EXERCISE TASK: Leave the pictures out and transcribe every record exactly.

ENTRIES SUPPLIED:
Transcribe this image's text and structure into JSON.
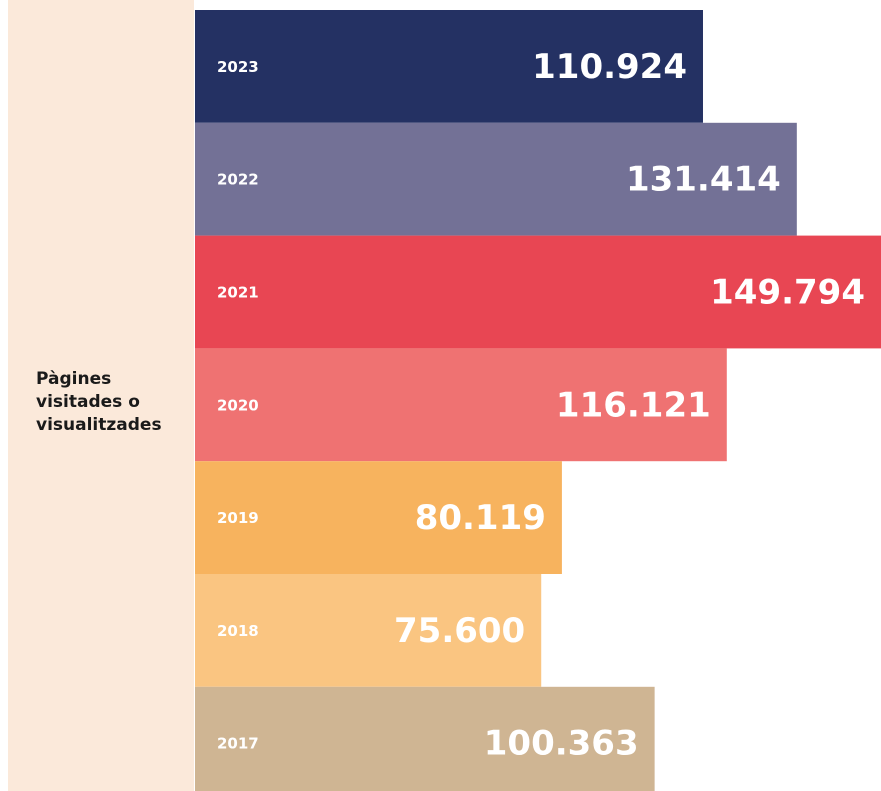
{
  "chart_data": {
    "type": "bar",
    "orientation": "horizontal",
    "axis_label": "Pàgines visitades o visualitzades",
    "categories": [
      "2023",
      "2022",
      "2021",
      "2020",
      "2019",
      "2018",
      "2017"
    ],
    "values": [
      110924,
      131414,
      149794,
      116121,
      80119,
      75600,
      100363
    ],
    "value_labels": [
      "110.924",
      "131.414",
      "149.794",
      "116.121",
      "80.119",
      "75.600",
      "100.363"
    ],
    "colors": [
      "#243163",
      "#737196",
      "#e84653",
      "#ef7272",
      "#f7b35e",
      "#fac581",
      "#cfb593"
    ]
  }
}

TASK RESULT:
Transcribe this image's text and structure into JSON.
{
  "chart_data": {
    "type": "bar",
    "orientation": "horizontal",
    "axis_label": "Pàgines visitades o visualitzades",
    "categories": [
      "2023",
      "2022",
      "2021",
      "2020",
      "2019",
      "2018",
      "2017"
    ],
    "values": [
      110924,
      131414,
      149794,
      116121,
      80119,
      75600,
      100363
    ],
    "value_labels": [
      "110.924",
      "131.414",
      "149.794",
      "116.121",
      "80.119",
      "75.600",
      "100.363"
    ],
    "colors": [
      "#243163",
      "#737196",
      "#e84653",
      "#ef7272",
      "#f7b35e",
      "#fac581",
      "#cfb593"
    ]
  }
}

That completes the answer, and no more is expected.